Records follow. Pull out every line that contains "observed".

RAW RECORDS |

----------------

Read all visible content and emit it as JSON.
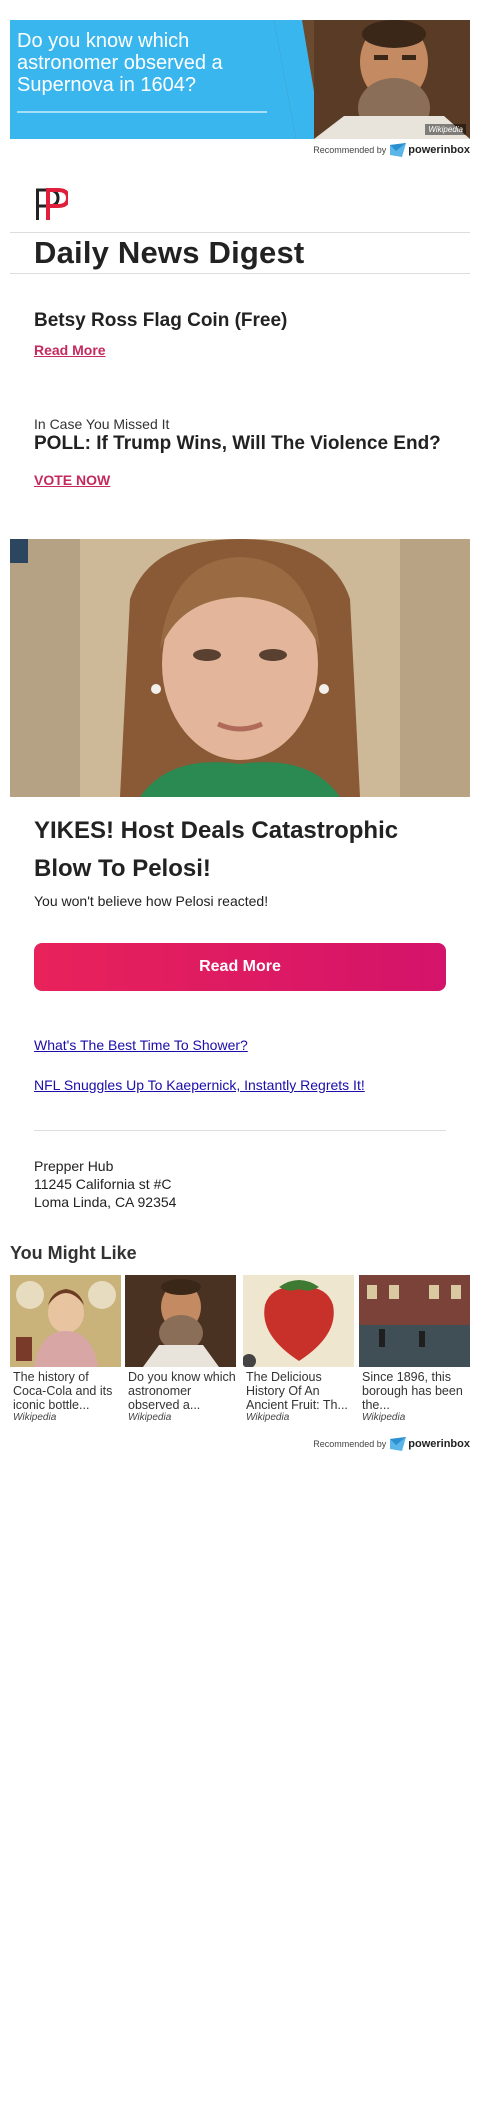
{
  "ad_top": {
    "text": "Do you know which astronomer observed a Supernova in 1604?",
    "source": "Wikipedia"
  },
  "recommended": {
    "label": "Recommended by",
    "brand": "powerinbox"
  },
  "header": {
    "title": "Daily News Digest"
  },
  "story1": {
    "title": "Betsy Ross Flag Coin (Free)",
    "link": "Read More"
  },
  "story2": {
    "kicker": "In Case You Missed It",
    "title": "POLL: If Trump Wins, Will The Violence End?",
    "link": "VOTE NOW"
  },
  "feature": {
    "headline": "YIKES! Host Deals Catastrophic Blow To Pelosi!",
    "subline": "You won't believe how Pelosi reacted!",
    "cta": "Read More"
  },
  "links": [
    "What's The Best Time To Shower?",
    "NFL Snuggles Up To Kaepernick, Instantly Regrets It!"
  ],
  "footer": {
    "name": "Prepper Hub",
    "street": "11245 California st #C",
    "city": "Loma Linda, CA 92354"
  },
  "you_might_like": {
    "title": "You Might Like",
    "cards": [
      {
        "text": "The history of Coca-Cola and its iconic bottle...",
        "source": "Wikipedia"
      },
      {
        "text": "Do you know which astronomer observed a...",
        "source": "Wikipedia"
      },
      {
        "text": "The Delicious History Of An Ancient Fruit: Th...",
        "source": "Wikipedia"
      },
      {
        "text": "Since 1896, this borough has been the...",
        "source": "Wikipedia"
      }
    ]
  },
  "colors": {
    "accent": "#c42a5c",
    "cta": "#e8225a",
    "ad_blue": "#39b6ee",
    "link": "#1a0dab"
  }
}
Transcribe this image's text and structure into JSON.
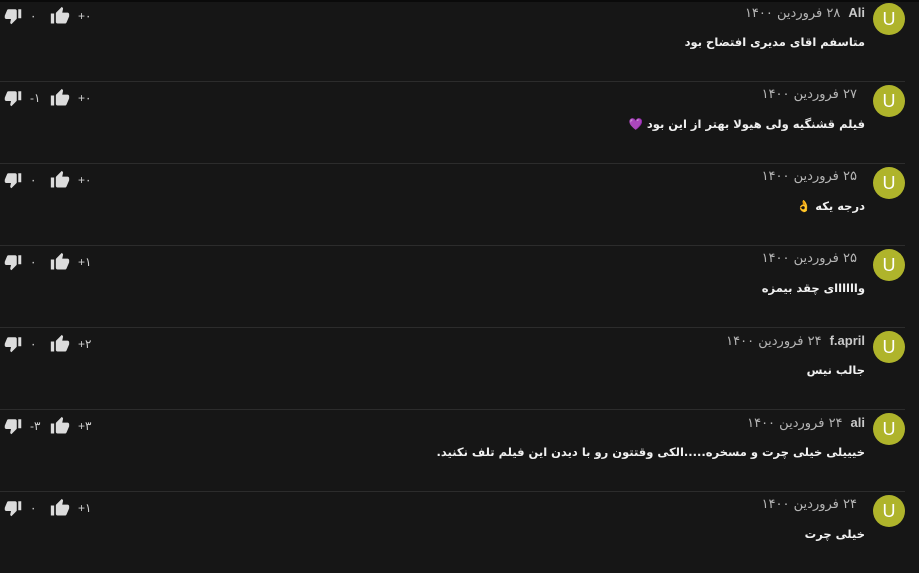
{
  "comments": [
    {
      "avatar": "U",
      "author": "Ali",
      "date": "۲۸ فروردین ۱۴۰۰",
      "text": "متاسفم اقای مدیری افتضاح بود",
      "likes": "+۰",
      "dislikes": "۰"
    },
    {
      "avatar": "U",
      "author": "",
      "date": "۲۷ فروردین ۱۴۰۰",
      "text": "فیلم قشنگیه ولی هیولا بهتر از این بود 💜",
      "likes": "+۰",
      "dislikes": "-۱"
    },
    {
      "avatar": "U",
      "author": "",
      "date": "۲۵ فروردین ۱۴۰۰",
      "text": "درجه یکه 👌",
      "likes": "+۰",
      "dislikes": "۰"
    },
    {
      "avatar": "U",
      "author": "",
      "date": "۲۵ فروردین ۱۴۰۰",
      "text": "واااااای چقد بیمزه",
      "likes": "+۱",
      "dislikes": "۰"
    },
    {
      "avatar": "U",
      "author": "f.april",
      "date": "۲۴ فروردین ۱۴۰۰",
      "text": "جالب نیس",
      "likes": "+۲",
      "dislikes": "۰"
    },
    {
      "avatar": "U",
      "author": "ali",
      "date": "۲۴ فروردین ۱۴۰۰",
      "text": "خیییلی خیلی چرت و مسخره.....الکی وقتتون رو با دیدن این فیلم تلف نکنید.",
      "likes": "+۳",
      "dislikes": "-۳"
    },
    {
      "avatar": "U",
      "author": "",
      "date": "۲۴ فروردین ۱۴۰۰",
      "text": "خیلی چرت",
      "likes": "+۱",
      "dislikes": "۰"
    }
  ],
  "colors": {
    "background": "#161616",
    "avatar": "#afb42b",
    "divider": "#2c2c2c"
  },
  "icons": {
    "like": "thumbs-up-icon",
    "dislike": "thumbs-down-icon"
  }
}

----------------

FULL RESPONSE |
    "text": "Do you know which astronomer observed a Supernova in 1604?",
        "text": "Do you know which astronomer observed a...",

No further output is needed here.